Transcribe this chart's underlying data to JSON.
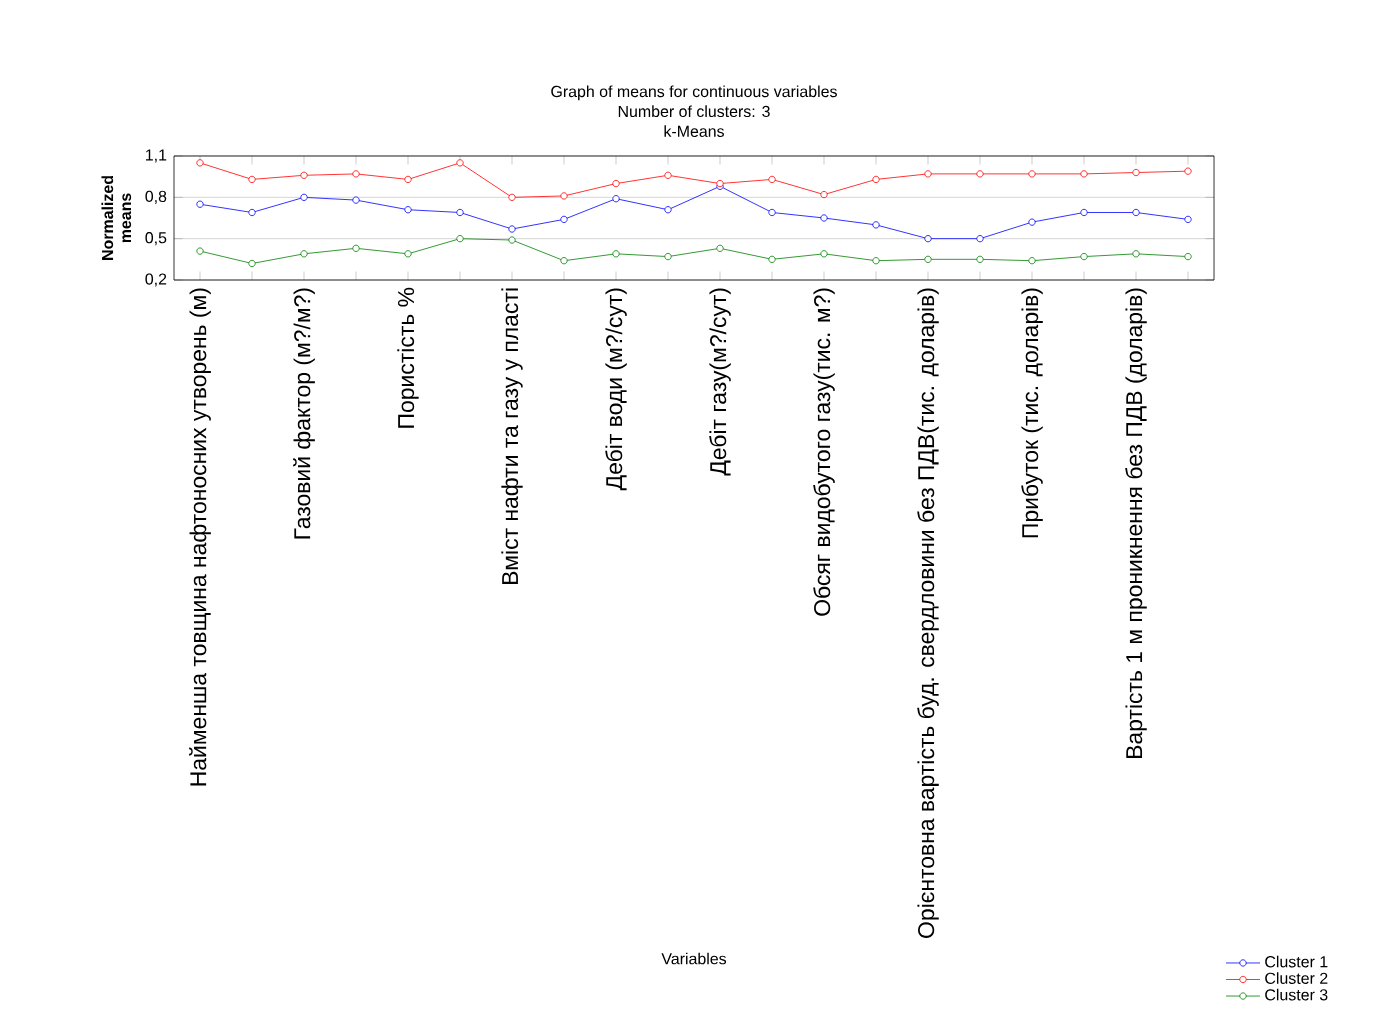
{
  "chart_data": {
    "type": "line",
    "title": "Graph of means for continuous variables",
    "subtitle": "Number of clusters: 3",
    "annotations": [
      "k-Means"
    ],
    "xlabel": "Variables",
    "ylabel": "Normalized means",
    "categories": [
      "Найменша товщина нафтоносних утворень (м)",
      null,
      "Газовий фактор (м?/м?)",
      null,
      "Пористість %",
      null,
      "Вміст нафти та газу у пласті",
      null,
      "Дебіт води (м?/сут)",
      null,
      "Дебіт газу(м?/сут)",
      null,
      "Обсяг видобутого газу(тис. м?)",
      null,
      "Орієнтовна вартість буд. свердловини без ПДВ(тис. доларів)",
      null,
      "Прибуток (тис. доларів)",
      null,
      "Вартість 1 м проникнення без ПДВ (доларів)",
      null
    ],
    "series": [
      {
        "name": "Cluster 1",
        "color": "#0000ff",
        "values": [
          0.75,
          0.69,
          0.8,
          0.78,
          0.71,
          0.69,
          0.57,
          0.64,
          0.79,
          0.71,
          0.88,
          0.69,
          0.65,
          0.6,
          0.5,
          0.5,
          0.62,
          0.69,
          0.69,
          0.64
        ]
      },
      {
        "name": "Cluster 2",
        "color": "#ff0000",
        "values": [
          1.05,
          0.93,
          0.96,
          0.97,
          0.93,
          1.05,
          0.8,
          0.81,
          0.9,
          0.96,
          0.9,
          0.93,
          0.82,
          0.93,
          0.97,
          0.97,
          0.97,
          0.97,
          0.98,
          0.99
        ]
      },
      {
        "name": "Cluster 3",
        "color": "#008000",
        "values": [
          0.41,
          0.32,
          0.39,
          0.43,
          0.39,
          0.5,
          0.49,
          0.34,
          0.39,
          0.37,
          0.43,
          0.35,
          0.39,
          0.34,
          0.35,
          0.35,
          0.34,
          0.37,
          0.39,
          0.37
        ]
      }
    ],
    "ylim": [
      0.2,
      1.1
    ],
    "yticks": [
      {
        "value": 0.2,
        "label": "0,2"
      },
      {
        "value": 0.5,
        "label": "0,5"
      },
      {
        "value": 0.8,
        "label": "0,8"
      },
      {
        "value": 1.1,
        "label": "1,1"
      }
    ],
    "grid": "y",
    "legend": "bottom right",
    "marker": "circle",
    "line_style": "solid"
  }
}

#####

• What needs to be done: In the records above, find the lines containing "name" and copy them.

• The result:
        "name": "Cluster 1",
        "name": "Cluster 2",
        "name": "Cluster 3",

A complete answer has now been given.